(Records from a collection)
━━━━

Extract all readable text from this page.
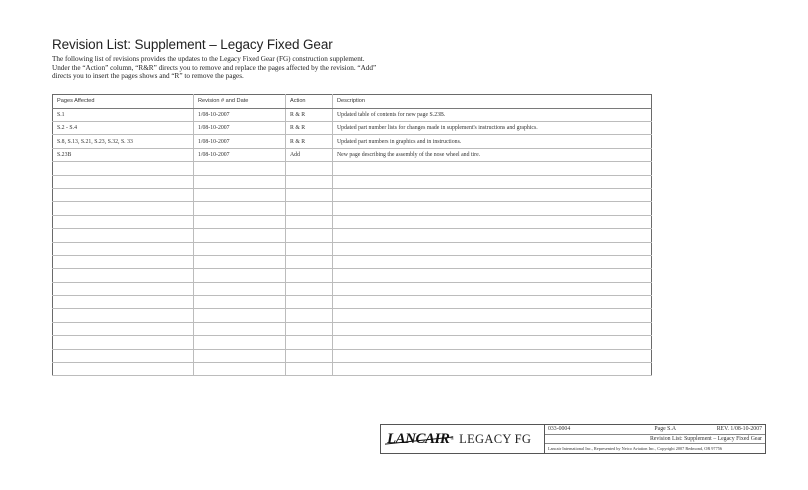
Revision List: Supplement – Legacy Fixed Gear
The following list of revisions provides the updates to the Legacy Fixed Gear (FG) construction supplement.
Under the “Action” column, “R&R” directs you to remove and replace the pages affected by the revision. “Add”
directs you to insert the pages shows and “R” to remove the pages.
Pages Affected	Revision # and Date	Action	Description
S.1	1/08-10-2007	R & R	Updated table of contents for new page S.23B.
S.2 - S.4	1/08-10-2007	R & R	Updated part number lists for changes made in supplement's instructions and graphics.
S.8, S.13, S.21, S.23, S.32, S. 33	1/08-10-2007	R & R	Updated part numbers in graphics and in instructions.
S.23B	1/08-10-2007	Add	New page describing the assembly of the nose wheel and tire.

LANCAIR ® LEGACY FG
033-0004	Page S.A	REV. 1/08-10-2007
Revision List: Supplement – Legacy Fixed Gear
Lancair International Inc., Represented by Neico Aviation Inc., Copyright 2007 Redmond, OR 97756
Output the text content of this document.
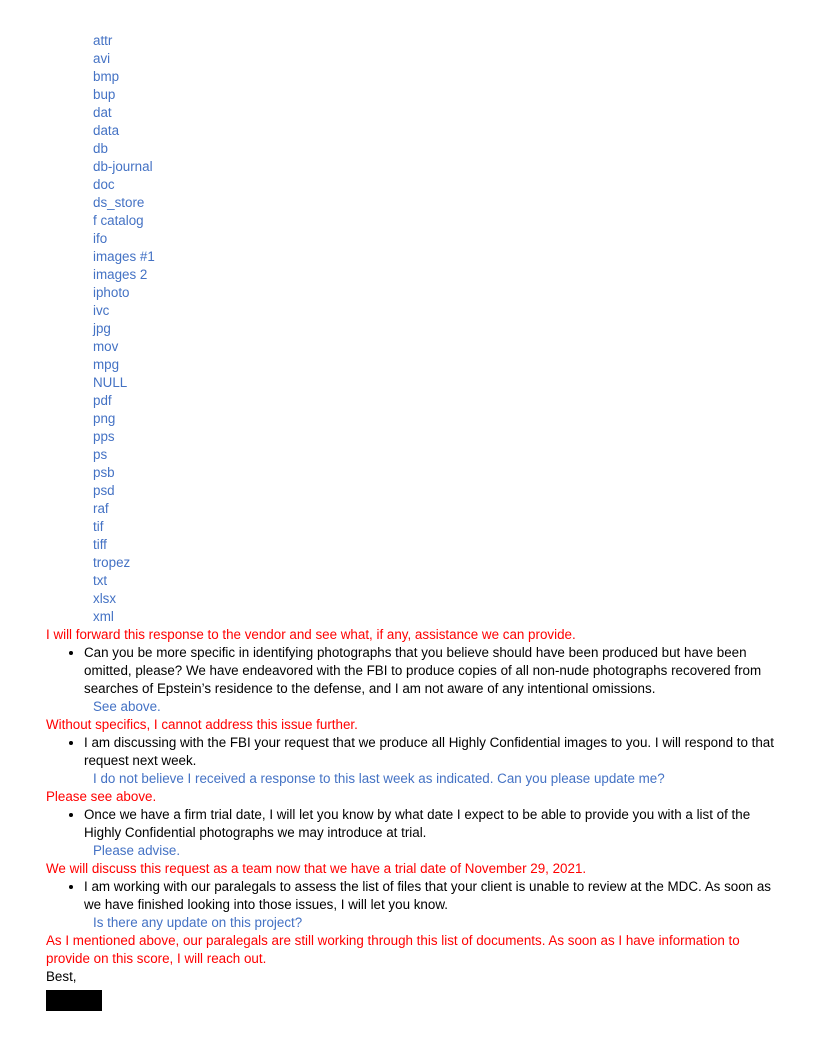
attr
avi
bmp
bup
dat
data
db
db-journal
doc
ds_store
f catalog
ifo
images #1
images 2
iphoto
ivc
jpg
mov
mpg
NULL
pdf
png
pps
ps
psb
psd
raf
tif
tiff
tropez
txt
xlsx
xml
I will forward this response to the vendor and see what, if any, assistance we can provide.
• Can you be more specific in identifying photographs that you believe should have been produced but have been omitted, please? We have endeavored with the FBI to produce copies of all non-nude photographs recovered from searches of Epstein’s residence to the defense, and I am not aware of any intentional omissions.
See above.
Without specifics, I cannot address this issue further.
• I am discussing with the FBI your request that we produce all Highly Confidential images to you. I will respond to that request next week.
I do not believe I received a response to this last week as indicated. Can you please update me?
Please see above.
• Once we have a firm trial date, I will let you know by what date I expect to be able to provide you with a list of the Highly Confidential photographs we may introduce at trial.
Please advise.
We will discuss this request as a team now that we have a trial date of November 29, 2021.
• I am working with our paralegals to assess the list of files that your client is unable to review at the MDC. As soon as we have finished looking into those issues, I will let you know.
Is there any update on this project?
As I mentioned above, our paralegals are still working through this list of documents. As soon as I have information to provide on this score, I will reach out.
Best,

━━━━

WHAT THIS TASK INVOLVES —
Your copy of the data should match it exactly, except that pictures are left out.

FULL SOLUTION —
Extract all readable text from this page.
Revision List: Supplement – Legacy Fixed Gear
The following list of revisions provides the updates to the Legacy Fixed Gear (FG) construction supplement.
Under the “Action” column, “R&R” directs you to remove and replace the pages affected by the revision. “Add”
directs you to insert the pages shows and “R” to remove the pages.
Pages Affected	Revision # and Date	Action	Description
S.1	1/08-10-2007	R & R	Updated table of contents for new page S.23B.
S.2 - S.4	1/08-10-2007	R & R	Updated part number lists for changes made in supplement's instructions and graphics.
S.8, S.13, S.21, S.23, S.32, S. 33	1/08-10-2007	R & R	Updated part numbers in graphics and in instructions.
S.23B	1/08-10-2007	Add	New page describing the assembly of the nose wheel and tire.

LANCAIR ® LEGACY FG
033-0004	Page S.A	REV. 1/08-10-2007
Revision List: Supplement – Legacy Fixed Gear
Lancair International Inc., Represented by Neico Aviation Inc., Copyright 2007 Redmond, OR 97756
Output the text content of this document.
attr
avi
bmp
bup
dat
data
db
db-journal
doc
ds_store
f catalog
ifo
images #1
images 2
iphoto
ivc
jpg
mov
mpg
NULL
pdf
png
pps
ps
psb
psd
raf
tif
tiff
tropez
txt
xlsx
xml
I will forward this response to the vendor and see what, if any, assistance we can provide.
• Can you be more specific in identifying photographs that you believe should have been produced but have been omitted, please? We have endeavored with the FBI to produce copies of all non-nude photographs recovered from searches of Epstein’s residence to the defense, and I am not aware of any intentional omissions.
See above.
Without specifics, I cannot address this issue further.
• I am discussing with the FBI your request that we produce all Highly Confidential images to you. I will respond to that request next week.
I do not believe I received a response to this last week as indicated. Can you please update me?
Please see above.
• Once we have a firm trial date, I will let you know by what date I expect to be able to provide you with a list of the Highly Confidential photographs we may introduce at trial.
Please advise.
We will discuss this request as a team now that we have a trial date of November 29, 2021.
• I am working with our paralegals to assess the list of files that your client is unable to review at the MDC. As soon as we have finished looking into those issues, I will let you know.
Is there any update on this project?
As I mentioned above, our paralegals are still working through this list of documents. As soon as I have information to provide on this score, I will reach out.
Best,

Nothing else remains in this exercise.